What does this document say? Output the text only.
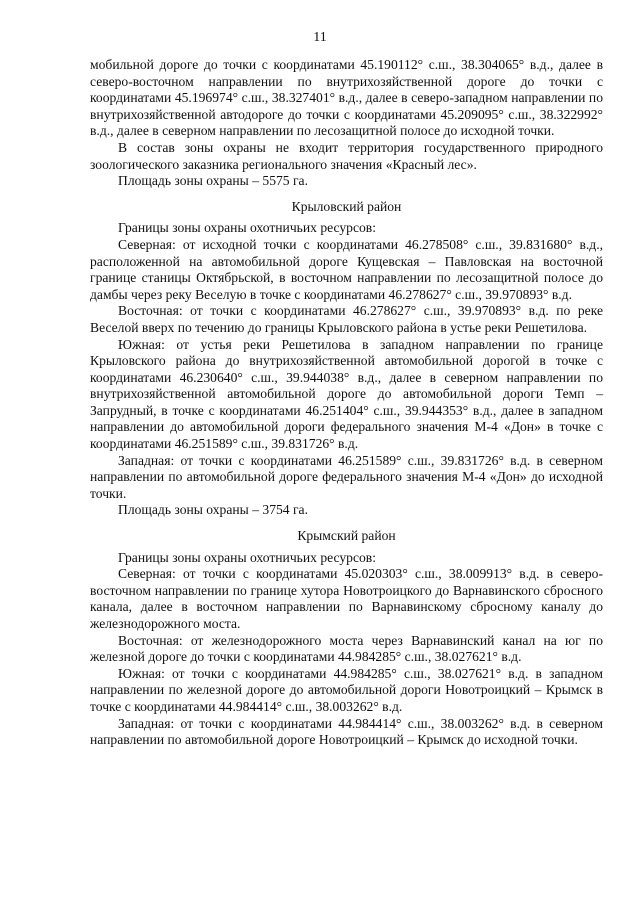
11

мобильной дороге до точки с координатами 45.190112° с.ш., 38.304065° в.д., далее в северо-восточном направлении по внутрихозяйственной дороге до точки с координатами 45.196974° с.ш., 38.327401° в.д., далее в северо-западном направлении по внутрихозяйственной автодороге до точки с координатами 45.209095° с.ш., 38.322992° в.д., далее в северном направлении по лесозащитной полосе до исходной точки.

В состав зоны охраны не входит территория государственного природного зоологического заказника регионального значения «Красный лес».

Площадь зоны охраны – 5575 га.

Крыловский район

Границы зоны охраны охотничьих ресурсов:

Северная: от исходной точки с координатами 46.278508° с.ш., 39.831680° в.д., расположенной на автомобильной дороге Кущевская – Павловская на восточной границе станицы Октябрьской, в восточном направлении по лесозащитной полосе до дамбы через реку Веселую в точке с координатами 46.278627° с.ш., 39.970893° в.д.

Восточная: от точки с координатами 46.278627° с.ш., 39.970893° в.д. по реке Веселой вверх по течению до границы Крыловского района в устье реки Решетилова.

Южная: от устья реки Решетилова в западном направлении по границе Крыловского района до внутрихозяйственной автомобильной дорогой в точке с координатами 46.230640° с.ш., 39.944038° в.д., далее в северном направлении по внутрихозяйственной автомобильной дороге до автомобильной дороги Темп – Запрудный, в точке с координатами 46.251404° с.ш., 39.944353° в.д., далее в западном направлении до автомобильной дороги федерального значения М-4 «Дон» в точке с координатами 46.251589° с.ш., 39.831726° в.д.

Западная: от точки с координатами 46.251589° с.ш., 39.831726° в.д. в северном направлении по автомобильной дороге федерального значения М-4 «Дон» до исходной точки.

Площадь зоны охраны – 3754 га.

Крымский район

Границы зоны охраны охотничьих ресурсов:

Северная: от точки с координатами 45.020303° с.ш., 38.009913° в.д. в северо-восточном направлении по границе хутора Новотроицкого до Варнавинского сбросного канала, далее в восточном направлении по Варнавинскому сбросному каналу до железнодорожного моста.

Восточная: от железнодорожного моста через Варнавинский канал на юг по железной дороге до точки с координатами 44.984285° с.ш., 38.027621° в.д.

Южная: от точки с координатами 44.984285° с.ш., 38.027621° в.д. в западном направлении по железной дороге до автомобильной дороги Новотроицкий – Крымск в точке с координатами 44.984414° с.ш., 38.003262° в.д.

Западная: от точки с координатами 44.984414° с.ш., 38.003262° в.д. в северном направлении по автомобильной дороге Новотроицкий – Крымск до исходной точки.
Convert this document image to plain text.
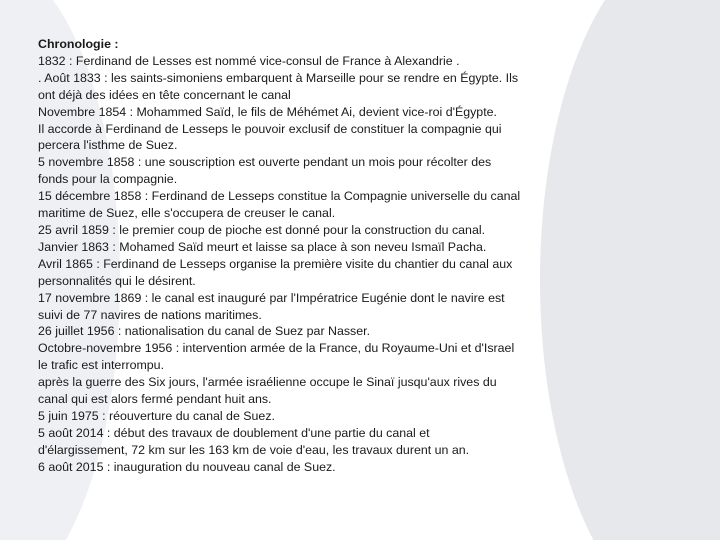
Chronologie :
1832 : Ferdinand de Lesses est nommé vice-consul de France à Alexandrie .
. Août 1833 : les saints-simoniens embarquent à Marseille pour se rendre en Égypte. Ils
ont déjà des idées en tête concernant le canal
Novembre 1854 : Mohammed Saïd, le fils de Méhémet Ai, devient vice-roi d'Égypte.
Il accorde à Ferdinand de Lesseps le pouvoir exclusif de constituer la compagnie qui
percera l'isthme de Suez.
5 novembre 1858 : une souscription est ouverte pendant un mois pour récolter des
fonds pour la compagnie.
15 décembre 1858 : Ferdinand de Lesseps constitue la Compagnie universelle du canal
maritime de Suez, elle s'occupera de creuser le canal.
25 avril 1859 : le premier coup de pioche est donné pour la construction du canal.
Janvier 1863 : Mohamed Saïd meurt et laisse sa place à son neveu Ismaïl Pacha.
Avril 1865 : Ferdinand de Lesseps organise la première visite du chantier du canal aux
personnalités qui le désirent.
17 novembre 1869 : le canal est inauguré par l'Impératrice Eugénie dont le navire est
suivi de 77 navires de nations maritimes.
26 juillet 1956 : nationalisation du canal de Suez par Nasser.
Octobre-novembre 1956 : intervention armée de la France, du Royaume-Uni et d'Israel
le trafic est interrompu.
après la guerre des Six jours, l'armée israélienne occupe le Sinaï jusqu'aux rives du
canal qui est alors fermé pendant huit ans.
5 juin 1975 : réouverture du canal de Suez.
5 août 2014 : début des travaux de doublement d'une partie du canal et
d'élargissement, 72 km sur les 163 km de voie d'eau, les travaux durent un an.
6 août 2015 : inauguration du nouveau canal de Suez.
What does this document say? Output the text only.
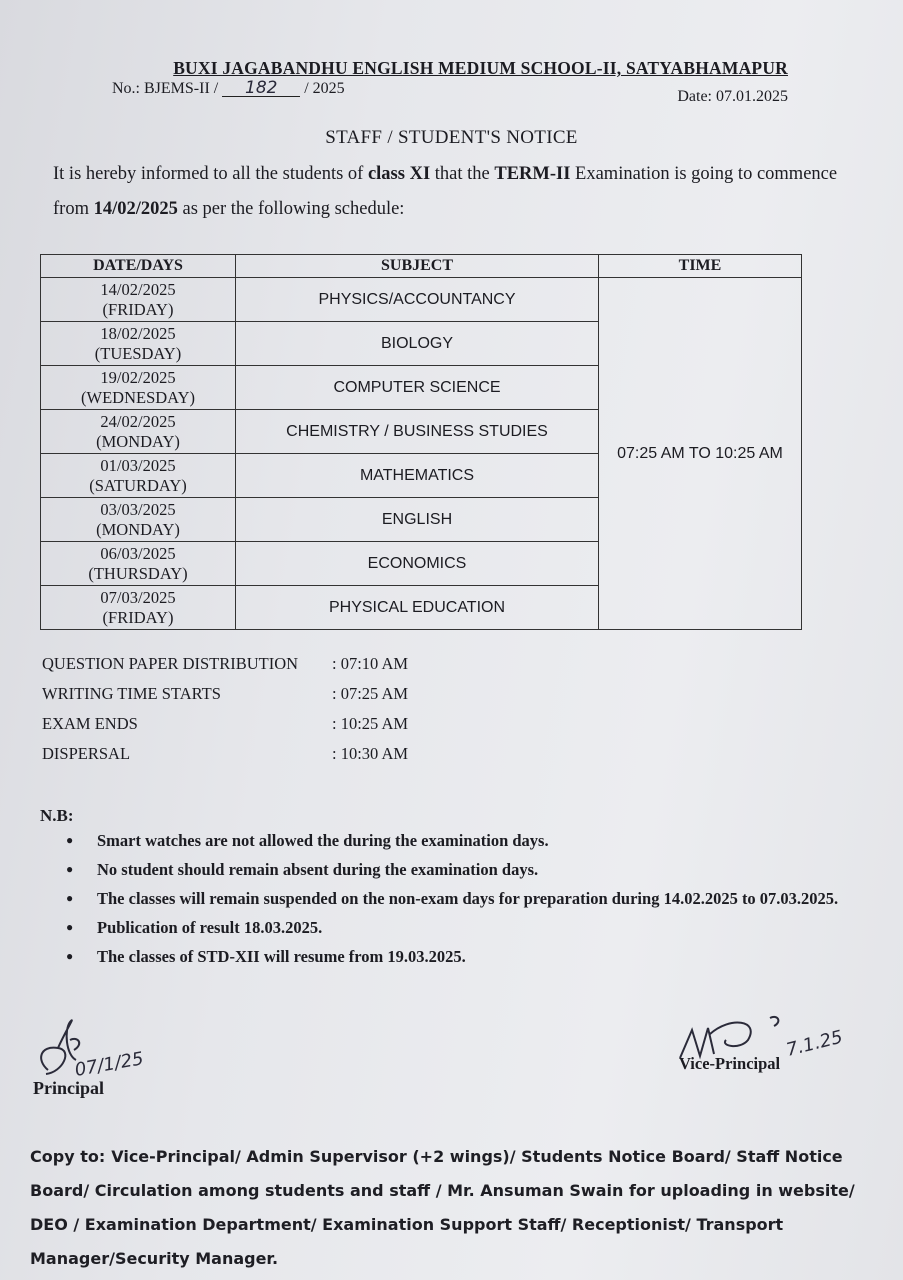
BUXI JAGABANDHU ENGLISH MEDIUM SCHOOL-II, SATYABHAMAPUR
No.: BJEMS-II / 182 / 2025	Date: 07.01.2025
STAFF / STUDENT'S NOTICE
It is hereby informed to all the students of class XI that the TERM-II Examination is going to commence from 14/02/2025 as per the following schedule:
DATE/DAYS	SUBJECT	TIME

14/02/2025
(FRIDAY)	PHYSICS/ACCOUNTANCY	07:25 AM TO 10:25 AM

18/02/2025
(TUESDAY)	BIOLOGY	

19/02/2025
(WEDNESDAY)	COMPUTER SCIENCE	

24/02/2025
(MONDAY)	CHEMISTRY / BUSINESS STUDIES	

01/03/2025
(SATURDAY)	MATHEMATICS	

03/03/2025
(MONDAY)	ENGLISH	

06/03/2025
(THURSDAY)	ECONOMICS	

07/03/2025
(FRIDAY)	PHYSICAL EDUCATION	
QUESTION PAPER DISTRIBUTION : 07:10 AM
WRITING TIME STARTS	: 07:25 AM
EXAM ENDS	: 10:25 AM
DISPERSAL	: 10:30 AM
N.B:
● Smart watches are not allowed the during the examination days.
● No student should remain absent during the examination days.
● The classes will remain suspended on the non-exam days for preparation during 14.02.2025 to 07.03.2025.
● Publication of result 18.03.2025.
● The classes of STD-XII will resume from 19.03.2025.
07/1/25
Principal
7.1.25
Vice-Principal
Copy to: Vice-Principal/ Admin Supervisor (+2 wings)/ Students Notice Board/ Staff Notice Board/ Circulation among students and staff / Mr. Ansuman Swain for uploading in website/ DEO / Examination Department/ Examination Support Staff/ Receptionist/ Transport Manager/Security Manager.
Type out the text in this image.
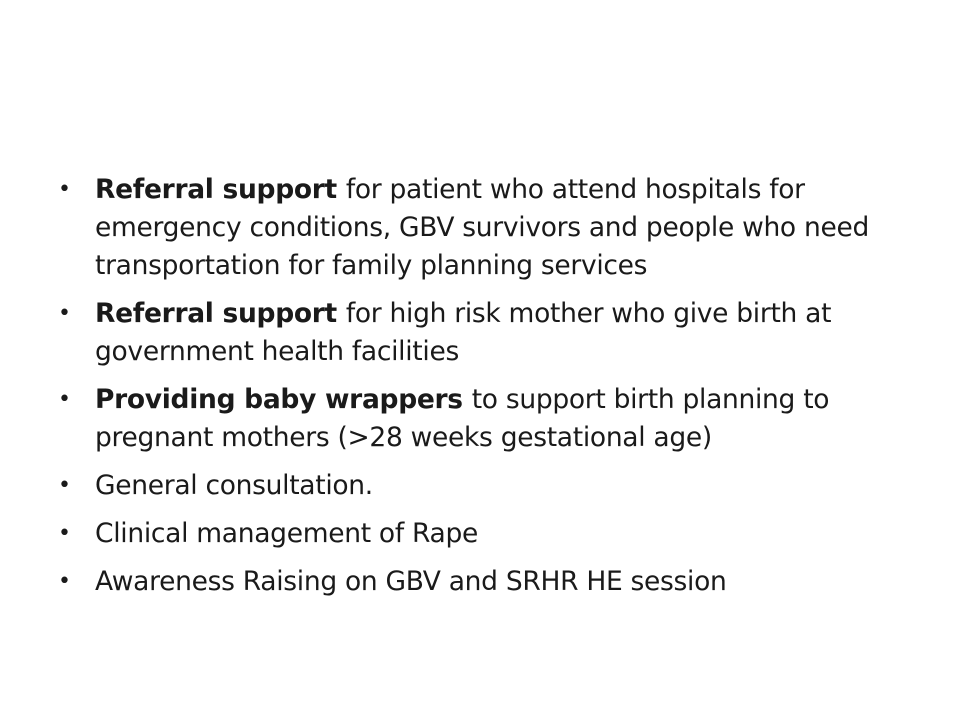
• Referral support for patient who attend hospitals for emergency conditions, GBV survivors and people who need transportation for family planning services
• Referral support for high risk mother who give birth at government health facilities
• Providing baby wrappers to support birth planning to pregnant mothers (>28 weeks gestational age)
• General consultation.
• Clinical management of Rape
• Awareness Raising on GBV and SRHR HE session
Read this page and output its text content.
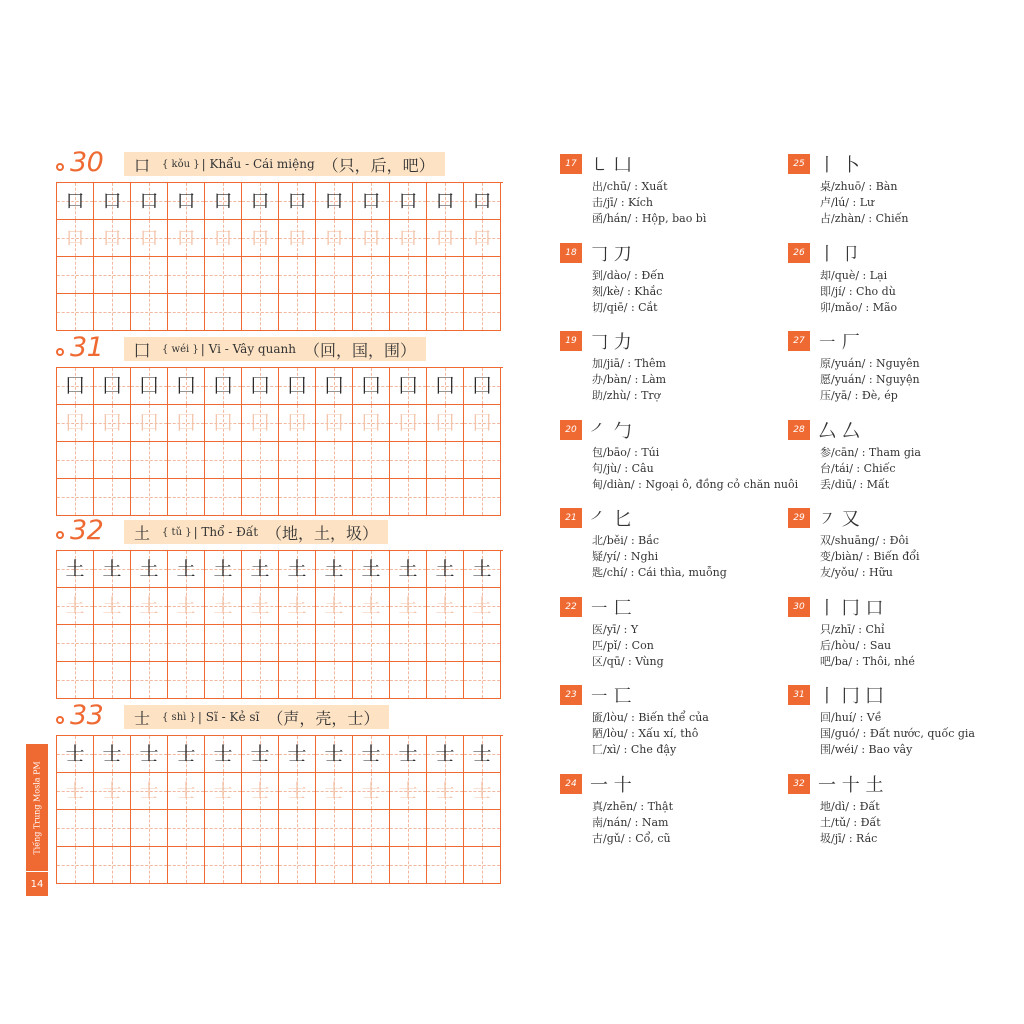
30 口 { kǒu } | Khẩu - Cái miệng （只，后，吧）
口 口 口 口 口 口 口 口 口 口 口 口
口 口 口 口 口 口 口 口 口 口 口 口
31 囗 { wéi } | Vi - Vây quanh （回，国，围）
囗 囗 囗 囗 囗 囗 囗 囗 囗 囗 囗 囗
囗 囗 囗 囗 囗 囗 囗 囗 囗 囗 囗 囗
32 土 { tǔ } | Thổ - Đất （地，土，圾）
土 土 土 土 土 土 土 土 土 土 土 土
土 土 土 土 土 土 土 土 土 土 土 土
33 士 { shì } | Sĩ - Kẻ sĩ （声，壳，士）
士 士 士 士 士 士 士 士 士 士 士 士
士 士 士 士 士 士 士 士 士 士 士 士
Tiếng Trung Mosla PM
14
17 ㇄ 凵
出/chū/ : Xuất
击/jī/ : Kích
函/hán/ : Hộp, bao bì
18 𠃌 刀
到/dào/ : Đến
刻/kè/ : Khắc
切/qiē/ : Cắt
19 𠃌 力
加/jiā/ : Thêm
办/bàn/ : Làm
助/zhù/ : Trợ
20 ㇒ 勹
包/bāo/ : Túi
句/jù/ : Câu
甸/diàn/ : Ngoại ô, đồng cỏ chăn nuôi
21 ㇒ 匕
北/běi/ : Bắc
疑/yí/ : Nghi
匙/chí/ : Cái thìa, muỗng
22 ㇐ 匚
医/yī/ : Y
匹/pǐ/ : Con
区/qū/ : Vùng
23 ㇐ 匸
匬/lòu/ : Biến thể của
陋/lòu/ : Xấu xí, thô
匸/xì/ : Che đậy
24 一 十
真/zhēn/ : Thật
南/nán/ : Nam
古/gǔ/ : Cổ, cũ
25 丨 卜
桌/zhuō/ : Bàn
卢/lú/ : Lư
占/zhàn/ : Chiến
26 丨 卩
却/què/ : Lại
即/jí/ : Cho dù
卯/mǎo/ : Mão
27 ㇐ 厂
原/yuán/ : Nguyên
愿/yuán/ : Nguyện
压/yā/ : Đè, ép
28 厶 厶
参/cān/ : Tham gia
台/tái/ : Chiếc
丢/diū/ : Mất
29 ㇇ 又
双/shuāng/ : Đôi
变/biàn/ : Biến đổi
友/yǒu/ : Hữu
30 丨 冂 口
只/zhī/ : Chỉ
后/hòu/ : Sau
吧/ba/ : Thôi, nhé
31 丨 冂 囗
回/huí/ : Về
国/guó/ : Đất nước, quốc gia
围/wéi/ : Bao vây
32 一 十 土
地/dì/ : Đất
土/tǔ/ : Đất
圾/jī/ : Rác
---+---
**Stated exercise:** Extract every line that has the string "remain" in it.

**Complete response:**
● No student should remain absent during the examination days.
● The classes will remain suspended on the non-exam days for preparation during 14.02.2025 to 07.03.2025.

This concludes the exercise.